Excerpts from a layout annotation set
>> Start

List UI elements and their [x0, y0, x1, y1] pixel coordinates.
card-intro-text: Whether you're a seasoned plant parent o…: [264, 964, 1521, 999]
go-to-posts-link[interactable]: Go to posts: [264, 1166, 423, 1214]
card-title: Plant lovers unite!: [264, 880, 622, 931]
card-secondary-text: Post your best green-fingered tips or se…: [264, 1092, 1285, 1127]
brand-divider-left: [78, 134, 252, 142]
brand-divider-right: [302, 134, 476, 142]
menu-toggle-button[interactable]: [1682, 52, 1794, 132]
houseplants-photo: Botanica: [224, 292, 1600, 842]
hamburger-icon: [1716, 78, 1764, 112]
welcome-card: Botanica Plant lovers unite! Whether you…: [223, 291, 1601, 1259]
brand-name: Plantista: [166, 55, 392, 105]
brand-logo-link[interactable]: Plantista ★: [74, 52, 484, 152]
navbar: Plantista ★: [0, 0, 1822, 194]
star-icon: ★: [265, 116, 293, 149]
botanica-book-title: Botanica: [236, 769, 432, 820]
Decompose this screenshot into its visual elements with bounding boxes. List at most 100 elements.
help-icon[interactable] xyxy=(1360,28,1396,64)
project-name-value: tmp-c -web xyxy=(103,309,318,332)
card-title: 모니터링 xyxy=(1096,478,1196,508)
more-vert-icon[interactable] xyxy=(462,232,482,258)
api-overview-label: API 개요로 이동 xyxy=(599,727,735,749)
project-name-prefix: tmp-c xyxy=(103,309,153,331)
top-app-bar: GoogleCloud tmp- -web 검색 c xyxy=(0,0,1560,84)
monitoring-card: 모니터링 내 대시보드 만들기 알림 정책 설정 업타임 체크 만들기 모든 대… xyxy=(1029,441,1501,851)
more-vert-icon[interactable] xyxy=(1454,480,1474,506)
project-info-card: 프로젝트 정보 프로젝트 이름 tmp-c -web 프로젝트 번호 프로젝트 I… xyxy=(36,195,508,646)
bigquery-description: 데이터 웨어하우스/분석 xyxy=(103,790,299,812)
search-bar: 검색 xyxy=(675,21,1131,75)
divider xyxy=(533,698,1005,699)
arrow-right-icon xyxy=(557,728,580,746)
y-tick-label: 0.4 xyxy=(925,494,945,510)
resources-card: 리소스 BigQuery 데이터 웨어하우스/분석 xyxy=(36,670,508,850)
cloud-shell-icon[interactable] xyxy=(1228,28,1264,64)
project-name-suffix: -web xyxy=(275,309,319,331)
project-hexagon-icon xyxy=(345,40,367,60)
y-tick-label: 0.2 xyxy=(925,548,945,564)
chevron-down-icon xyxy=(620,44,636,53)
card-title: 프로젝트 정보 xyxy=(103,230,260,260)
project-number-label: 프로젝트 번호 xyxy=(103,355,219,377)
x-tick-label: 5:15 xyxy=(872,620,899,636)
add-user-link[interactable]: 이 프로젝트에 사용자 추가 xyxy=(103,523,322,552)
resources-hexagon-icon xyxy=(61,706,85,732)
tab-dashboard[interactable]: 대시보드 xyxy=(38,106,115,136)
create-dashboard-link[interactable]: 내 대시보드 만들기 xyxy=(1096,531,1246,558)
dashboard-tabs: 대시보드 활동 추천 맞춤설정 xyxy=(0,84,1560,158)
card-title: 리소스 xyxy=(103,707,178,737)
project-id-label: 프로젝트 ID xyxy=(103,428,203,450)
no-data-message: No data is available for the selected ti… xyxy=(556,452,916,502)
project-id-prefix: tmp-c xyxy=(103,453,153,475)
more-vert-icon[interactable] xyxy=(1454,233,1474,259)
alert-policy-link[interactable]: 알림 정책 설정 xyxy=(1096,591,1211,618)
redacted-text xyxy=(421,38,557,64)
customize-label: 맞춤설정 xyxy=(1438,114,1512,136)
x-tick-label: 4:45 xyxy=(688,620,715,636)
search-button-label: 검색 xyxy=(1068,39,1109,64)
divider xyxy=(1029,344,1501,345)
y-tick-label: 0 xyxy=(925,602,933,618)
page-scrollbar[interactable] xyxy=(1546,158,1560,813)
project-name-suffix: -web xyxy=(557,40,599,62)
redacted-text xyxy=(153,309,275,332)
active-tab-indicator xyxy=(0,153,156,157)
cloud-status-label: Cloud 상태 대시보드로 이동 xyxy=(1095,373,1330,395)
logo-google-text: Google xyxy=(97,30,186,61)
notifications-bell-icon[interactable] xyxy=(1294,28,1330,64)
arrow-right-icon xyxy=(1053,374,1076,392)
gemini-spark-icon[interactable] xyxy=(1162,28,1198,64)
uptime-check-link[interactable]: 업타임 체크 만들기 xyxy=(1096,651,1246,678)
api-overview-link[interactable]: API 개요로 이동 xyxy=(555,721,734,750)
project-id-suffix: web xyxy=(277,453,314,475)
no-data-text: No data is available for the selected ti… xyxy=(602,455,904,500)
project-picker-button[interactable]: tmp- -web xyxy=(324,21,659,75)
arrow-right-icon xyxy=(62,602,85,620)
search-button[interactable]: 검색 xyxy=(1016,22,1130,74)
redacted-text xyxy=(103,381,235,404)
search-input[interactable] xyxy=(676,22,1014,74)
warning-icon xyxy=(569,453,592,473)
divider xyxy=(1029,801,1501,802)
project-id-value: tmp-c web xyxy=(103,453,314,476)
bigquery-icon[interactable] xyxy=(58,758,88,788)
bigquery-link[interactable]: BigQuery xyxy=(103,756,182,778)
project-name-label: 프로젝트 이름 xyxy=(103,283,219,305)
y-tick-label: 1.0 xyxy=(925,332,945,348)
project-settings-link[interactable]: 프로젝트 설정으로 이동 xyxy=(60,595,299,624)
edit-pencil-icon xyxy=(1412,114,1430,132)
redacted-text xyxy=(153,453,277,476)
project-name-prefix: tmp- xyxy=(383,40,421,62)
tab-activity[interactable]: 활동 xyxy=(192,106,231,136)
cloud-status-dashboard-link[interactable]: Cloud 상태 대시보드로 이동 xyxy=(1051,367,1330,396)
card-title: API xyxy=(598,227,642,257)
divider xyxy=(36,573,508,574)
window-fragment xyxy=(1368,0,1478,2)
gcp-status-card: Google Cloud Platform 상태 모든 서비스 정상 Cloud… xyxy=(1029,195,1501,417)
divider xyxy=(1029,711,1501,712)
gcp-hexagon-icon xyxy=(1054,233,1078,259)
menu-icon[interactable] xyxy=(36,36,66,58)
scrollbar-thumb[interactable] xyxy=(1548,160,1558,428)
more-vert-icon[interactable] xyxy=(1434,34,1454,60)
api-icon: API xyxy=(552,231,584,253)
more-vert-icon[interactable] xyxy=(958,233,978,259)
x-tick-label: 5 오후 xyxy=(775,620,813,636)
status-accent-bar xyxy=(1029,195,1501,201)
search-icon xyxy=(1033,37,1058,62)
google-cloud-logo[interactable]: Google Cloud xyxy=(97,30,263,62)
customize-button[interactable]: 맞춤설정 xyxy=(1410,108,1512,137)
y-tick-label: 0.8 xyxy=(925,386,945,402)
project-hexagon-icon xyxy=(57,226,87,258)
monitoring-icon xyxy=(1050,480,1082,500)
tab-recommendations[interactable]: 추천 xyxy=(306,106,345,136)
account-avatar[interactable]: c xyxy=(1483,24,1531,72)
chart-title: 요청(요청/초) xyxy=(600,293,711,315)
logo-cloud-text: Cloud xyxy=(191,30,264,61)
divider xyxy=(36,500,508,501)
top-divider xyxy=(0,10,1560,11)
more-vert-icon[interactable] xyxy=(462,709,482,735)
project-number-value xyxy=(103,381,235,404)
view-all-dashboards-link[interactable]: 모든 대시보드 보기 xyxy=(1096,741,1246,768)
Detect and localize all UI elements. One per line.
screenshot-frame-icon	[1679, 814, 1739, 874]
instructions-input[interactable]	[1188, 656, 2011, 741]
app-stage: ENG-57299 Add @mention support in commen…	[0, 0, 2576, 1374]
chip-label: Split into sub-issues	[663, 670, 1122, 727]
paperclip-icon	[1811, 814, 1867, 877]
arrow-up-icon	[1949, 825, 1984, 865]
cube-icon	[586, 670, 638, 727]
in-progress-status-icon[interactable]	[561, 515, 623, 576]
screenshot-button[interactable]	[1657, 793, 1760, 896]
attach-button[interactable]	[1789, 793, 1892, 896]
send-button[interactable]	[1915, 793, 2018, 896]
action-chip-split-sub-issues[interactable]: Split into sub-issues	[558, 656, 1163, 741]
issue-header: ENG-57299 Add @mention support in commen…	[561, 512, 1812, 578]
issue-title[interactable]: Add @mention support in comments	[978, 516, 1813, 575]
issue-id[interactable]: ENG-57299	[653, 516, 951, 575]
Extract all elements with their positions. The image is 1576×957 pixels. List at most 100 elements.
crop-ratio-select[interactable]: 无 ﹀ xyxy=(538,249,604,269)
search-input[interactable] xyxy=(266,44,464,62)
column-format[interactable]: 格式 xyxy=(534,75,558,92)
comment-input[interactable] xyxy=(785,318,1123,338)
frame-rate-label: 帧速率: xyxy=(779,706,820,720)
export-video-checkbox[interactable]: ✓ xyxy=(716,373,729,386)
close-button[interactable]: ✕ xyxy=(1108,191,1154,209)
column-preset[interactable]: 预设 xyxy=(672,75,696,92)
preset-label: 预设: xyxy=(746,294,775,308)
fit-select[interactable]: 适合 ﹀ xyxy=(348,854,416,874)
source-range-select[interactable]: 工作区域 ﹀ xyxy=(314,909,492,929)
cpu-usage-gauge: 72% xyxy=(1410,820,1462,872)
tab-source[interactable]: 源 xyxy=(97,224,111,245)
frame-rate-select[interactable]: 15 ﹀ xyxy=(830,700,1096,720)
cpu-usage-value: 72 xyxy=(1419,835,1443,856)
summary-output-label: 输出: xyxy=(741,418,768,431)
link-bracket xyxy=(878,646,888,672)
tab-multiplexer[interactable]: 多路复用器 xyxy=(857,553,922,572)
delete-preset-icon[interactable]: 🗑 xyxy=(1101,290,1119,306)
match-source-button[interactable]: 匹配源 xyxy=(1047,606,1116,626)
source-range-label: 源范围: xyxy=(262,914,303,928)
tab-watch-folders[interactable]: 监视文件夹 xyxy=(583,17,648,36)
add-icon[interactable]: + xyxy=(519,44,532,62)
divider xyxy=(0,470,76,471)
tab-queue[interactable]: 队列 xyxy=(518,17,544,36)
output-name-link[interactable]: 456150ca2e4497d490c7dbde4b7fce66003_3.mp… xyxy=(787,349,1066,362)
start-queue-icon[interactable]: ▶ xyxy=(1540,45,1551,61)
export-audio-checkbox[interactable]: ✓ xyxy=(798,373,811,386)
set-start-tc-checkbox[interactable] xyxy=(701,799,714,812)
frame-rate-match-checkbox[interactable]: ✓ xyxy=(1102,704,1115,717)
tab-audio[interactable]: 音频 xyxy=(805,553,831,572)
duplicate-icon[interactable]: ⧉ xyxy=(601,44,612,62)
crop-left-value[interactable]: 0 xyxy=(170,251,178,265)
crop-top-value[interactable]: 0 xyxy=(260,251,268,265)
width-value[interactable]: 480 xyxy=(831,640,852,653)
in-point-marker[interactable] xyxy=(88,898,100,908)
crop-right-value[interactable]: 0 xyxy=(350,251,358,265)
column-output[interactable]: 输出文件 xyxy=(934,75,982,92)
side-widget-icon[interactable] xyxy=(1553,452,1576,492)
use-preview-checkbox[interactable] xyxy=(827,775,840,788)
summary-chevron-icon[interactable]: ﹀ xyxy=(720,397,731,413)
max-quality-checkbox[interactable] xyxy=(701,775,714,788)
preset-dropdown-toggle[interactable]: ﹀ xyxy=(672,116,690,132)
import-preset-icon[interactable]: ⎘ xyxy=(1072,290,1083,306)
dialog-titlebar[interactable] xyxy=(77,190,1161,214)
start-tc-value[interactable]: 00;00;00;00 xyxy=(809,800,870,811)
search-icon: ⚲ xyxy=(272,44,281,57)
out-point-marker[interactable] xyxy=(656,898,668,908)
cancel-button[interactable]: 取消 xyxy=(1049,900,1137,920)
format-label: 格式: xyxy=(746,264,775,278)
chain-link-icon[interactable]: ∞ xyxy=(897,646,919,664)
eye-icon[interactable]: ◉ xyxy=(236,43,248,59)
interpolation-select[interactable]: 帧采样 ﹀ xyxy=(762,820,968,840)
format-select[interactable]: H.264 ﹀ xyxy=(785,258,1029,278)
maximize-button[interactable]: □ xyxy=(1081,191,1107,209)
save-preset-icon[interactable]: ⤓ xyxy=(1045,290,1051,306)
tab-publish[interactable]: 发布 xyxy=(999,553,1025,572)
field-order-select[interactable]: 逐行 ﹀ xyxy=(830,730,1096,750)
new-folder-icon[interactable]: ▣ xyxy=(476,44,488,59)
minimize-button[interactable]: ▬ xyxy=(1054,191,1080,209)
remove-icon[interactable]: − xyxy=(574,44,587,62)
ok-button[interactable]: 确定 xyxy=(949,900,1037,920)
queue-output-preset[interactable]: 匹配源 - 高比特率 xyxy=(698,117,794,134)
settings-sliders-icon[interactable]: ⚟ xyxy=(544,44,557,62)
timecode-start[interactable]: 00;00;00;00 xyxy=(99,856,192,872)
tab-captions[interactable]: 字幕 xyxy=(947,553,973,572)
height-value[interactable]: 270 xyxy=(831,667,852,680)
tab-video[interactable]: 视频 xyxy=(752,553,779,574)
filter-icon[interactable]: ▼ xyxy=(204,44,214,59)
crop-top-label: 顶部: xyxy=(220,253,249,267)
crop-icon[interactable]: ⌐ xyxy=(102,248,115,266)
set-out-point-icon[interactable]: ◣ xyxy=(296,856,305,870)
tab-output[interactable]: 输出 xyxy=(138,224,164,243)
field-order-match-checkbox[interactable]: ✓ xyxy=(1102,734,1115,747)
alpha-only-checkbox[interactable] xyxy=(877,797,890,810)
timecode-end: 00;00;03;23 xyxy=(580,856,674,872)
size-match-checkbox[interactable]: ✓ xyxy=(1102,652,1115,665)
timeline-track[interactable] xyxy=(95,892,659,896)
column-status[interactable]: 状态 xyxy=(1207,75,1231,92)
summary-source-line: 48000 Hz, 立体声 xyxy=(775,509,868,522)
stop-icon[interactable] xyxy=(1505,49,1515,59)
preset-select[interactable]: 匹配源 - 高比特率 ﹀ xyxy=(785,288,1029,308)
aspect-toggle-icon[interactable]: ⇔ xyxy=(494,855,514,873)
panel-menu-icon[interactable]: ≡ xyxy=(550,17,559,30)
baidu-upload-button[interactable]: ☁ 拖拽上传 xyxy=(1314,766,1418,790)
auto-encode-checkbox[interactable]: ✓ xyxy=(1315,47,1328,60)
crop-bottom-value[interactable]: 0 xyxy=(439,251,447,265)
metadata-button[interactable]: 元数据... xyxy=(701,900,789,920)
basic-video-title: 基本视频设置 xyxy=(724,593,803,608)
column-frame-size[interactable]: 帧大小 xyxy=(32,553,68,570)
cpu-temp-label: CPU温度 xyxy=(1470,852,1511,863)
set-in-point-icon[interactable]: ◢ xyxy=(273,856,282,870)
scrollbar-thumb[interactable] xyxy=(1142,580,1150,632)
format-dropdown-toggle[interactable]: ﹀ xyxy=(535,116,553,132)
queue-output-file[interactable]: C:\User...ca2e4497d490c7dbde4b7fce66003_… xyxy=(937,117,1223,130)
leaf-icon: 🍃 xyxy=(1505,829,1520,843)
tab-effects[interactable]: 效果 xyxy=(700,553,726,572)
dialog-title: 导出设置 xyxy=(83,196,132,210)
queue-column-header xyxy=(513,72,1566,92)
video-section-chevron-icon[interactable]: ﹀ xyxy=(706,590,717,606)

>> End

> **STATED TASK**
Render everything from the start of the entries down to the line containing "card-title: Plant lovers" as a numbered list, leaving out any blank lines.

> **COMPLETE OUTPUT**
1. List UI elements and their [x0, y0, x1, y1] pixel coordinates.
2. card-intro-text: Whether you're a seasoned plant parent o…: [264, 964, 1521, 999]
3. go-to-posts-link[interactable]: Go to posts: [264, 1166, 423, 1214]
4. card-title: Plant lovers unite!: [264, 880, 622, 931]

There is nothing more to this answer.